## start

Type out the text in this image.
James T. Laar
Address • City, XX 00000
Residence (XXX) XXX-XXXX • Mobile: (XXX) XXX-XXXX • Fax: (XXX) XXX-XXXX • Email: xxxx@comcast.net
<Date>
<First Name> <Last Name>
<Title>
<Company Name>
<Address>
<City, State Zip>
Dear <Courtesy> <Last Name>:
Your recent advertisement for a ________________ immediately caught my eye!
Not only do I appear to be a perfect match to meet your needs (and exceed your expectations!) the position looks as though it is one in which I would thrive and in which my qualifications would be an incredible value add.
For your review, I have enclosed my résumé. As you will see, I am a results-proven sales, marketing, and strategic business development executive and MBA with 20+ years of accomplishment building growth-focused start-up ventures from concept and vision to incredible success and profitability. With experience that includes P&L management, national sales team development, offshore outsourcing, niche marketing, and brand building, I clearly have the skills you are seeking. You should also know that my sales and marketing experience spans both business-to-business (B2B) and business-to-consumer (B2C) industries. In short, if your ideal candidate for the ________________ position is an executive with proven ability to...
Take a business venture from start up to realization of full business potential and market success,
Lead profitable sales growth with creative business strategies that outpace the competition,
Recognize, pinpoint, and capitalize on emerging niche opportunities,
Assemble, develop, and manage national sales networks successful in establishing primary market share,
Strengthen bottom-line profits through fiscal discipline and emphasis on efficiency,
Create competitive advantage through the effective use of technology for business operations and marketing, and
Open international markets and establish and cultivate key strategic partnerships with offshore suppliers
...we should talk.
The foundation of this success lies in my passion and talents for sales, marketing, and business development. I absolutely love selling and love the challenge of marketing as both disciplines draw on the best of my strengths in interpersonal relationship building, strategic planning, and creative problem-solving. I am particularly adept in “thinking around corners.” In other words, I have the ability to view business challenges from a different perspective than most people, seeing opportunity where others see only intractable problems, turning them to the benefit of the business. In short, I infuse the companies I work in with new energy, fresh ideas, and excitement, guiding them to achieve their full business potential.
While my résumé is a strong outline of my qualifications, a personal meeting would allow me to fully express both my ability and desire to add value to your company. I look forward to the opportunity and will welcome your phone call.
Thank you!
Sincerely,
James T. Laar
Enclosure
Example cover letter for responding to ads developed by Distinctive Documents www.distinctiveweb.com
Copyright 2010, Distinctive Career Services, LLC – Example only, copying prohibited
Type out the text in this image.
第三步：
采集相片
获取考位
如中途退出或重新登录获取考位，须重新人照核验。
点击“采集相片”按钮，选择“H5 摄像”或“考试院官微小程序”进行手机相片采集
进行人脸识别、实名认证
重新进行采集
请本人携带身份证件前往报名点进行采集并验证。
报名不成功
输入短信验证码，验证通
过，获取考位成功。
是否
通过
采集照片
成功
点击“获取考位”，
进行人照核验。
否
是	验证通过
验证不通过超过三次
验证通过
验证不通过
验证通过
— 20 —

## end
## start

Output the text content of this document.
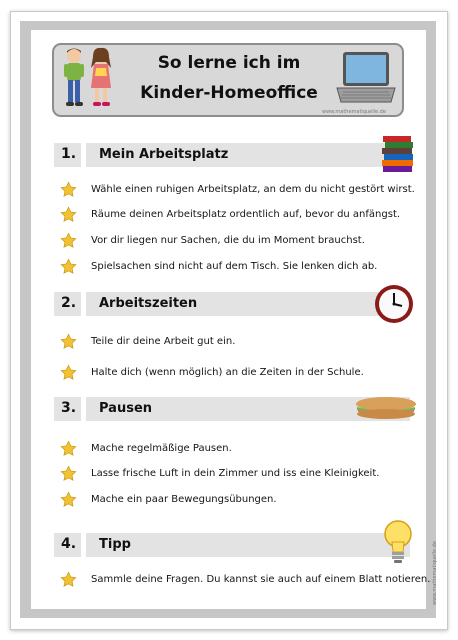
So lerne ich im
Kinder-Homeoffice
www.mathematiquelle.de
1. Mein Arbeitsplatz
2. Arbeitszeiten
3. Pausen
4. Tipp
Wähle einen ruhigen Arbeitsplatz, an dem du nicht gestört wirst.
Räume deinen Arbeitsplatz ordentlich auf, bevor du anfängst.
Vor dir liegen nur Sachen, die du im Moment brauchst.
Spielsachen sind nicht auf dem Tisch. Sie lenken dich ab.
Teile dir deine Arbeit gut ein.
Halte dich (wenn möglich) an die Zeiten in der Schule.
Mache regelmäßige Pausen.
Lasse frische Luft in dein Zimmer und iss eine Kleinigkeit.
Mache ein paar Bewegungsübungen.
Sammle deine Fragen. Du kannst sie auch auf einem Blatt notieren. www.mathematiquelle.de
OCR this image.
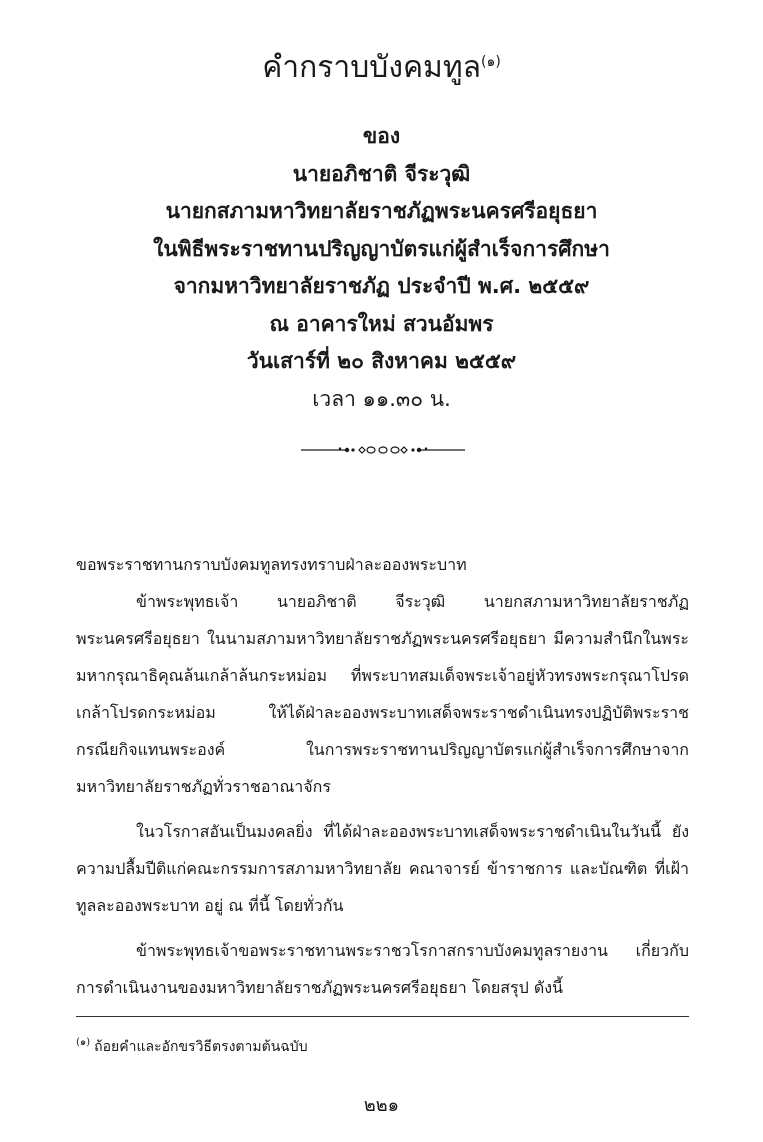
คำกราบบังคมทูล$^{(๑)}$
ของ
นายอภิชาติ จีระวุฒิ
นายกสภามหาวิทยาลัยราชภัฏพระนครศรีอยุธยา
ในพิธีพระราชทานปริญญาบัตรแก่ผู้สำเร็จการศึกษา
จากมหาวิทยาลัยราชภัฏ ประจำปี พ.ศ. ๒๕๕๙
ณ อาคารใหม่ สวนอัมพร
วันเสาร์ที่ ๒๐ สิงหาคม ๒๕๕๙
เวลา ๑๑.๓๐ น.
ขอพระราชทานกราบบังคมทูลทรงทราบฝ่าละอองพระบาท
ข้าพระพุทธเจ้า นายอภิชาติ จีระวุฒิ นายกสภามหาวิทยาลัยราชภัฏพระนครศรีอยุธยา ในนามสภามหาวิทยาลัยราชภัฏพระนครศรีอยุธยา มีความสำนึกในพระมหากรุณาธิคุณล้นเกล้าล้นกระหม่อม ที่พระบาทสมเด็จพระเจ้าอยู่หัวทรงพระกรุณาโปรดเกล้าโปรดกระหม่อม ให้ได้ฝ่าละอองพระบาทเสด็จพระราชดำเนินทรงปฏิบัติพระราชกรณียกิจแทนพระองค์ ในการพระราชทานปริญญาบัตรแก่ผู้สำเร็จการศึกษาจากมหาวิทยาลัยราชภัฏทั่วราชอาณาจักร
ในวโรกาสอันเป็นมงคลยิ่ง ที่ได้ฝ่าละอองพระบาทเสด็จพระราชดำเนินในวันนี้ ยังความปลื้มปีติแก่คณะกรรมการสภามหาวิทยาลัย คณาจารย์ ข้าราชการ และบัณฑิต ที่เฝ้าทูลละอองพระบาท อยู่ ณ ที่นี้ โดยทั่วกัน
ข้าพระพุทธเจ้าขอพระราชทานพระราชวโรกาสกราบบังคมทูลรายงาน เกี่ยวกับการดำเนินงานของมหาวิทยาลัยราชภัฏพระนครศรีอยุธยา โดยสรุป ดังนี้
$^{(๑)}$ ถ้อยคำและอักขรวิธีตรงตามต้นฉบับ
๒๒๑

## end

Count the lines of the material that include the word "through", then report only the total.

2